Only the lines holding the string "жилых" are needed. Copy each one.

__Extracted data entries__:
-- START --

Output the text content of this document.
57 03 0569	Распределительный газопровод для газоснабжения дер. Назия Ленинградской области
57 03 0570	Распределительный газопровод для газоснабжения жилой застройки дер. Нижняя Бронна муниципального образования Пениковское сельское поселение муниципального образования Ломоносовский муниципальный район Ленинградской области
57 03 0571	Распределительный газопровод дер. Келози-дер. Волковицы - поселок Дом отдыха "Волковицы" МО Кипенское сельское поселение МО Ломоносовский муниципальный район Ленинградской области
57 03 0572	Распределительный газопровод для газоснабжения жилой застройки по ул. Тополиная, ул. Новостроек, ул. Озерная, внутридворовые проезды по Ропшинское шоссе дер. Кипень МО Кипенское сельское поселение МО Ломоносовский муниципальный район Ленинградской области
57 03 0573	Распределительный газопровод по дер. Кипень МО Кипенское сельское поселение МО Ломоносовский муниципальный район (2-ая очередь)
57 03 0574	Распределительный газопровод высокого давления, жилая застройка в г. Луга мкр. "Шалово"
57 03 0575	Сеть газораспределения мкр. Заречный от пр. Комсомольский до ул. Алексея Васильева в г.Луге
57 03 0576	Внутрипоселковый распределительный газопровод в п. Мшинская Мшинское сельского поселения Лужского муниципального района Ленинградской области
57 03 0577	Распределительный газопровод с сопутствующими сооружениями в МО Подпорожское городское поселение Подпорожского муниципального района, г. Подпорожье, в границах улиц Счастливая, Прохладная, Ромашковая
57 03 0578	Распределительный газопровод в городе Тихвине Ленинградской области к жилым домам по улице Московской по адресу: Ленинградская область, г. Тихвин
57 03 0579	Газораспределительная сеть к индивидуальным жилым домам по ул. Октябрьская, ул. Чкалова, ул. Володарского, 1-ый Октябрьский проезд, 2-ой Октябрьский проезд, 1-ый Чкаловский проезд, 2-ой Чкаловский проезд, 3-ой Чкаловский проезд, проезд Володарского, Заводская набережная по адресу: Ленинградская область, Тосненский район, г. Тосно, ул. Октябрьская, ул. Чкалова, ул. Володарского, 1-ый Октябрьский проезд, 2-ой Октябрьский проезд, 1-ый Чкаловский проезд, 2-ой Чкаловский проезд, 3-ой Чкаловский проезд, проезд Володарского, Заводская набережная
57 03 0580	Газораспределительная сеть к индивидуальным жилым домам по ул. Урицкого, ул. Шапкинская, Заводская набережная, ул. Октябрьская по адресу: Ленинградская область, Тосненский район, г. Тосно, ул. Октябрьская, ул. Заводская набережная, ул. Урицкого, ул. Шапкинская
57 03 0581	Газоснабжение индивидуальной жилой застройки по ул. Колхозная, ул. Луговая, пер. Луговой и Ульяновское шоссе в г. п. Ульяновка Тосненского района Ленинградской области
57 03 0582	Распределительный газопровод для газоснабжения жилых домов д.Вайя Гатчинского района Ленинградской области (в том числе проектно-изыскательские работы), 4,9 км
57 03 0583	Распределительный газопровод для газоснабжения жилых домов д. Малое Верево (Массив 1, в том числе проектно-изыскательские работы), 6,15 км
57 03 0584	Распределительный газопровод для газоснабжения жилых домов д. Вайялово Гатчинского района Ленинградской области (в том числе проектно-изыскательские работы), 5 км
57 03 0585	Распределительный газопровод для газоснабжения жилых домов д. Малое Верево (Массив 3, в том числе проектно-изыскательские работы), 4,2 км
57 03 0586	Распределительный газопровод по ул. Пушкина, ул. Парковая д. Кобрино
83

-- END --

__Response below__:
57 03 0582	Распределительный газопровод для газоснабжения жилых домов д.Вайя Гатчинского района Ленинградской области (в том числе проектно-изыскательские работы), 4,9 км
57 03 0583	Распределительный газопровод для газоснабжения жилых домов д. Малое Верево (Массив 1, в том числе проектно-изыскательские работы), 6,15 км
57 03 0584	Распределительный газопровод для газоснабжения жилых домов д. Вайялово Гатчинского района Ленинградской области (в том числе проектно-изыскательские работы), 5 км
57 03 0585	Распределительный газопровод для газоснабжения жилых домов д. Малое Верево (Массив 3, в том числе проектно-изыскательские работы), 4,2 км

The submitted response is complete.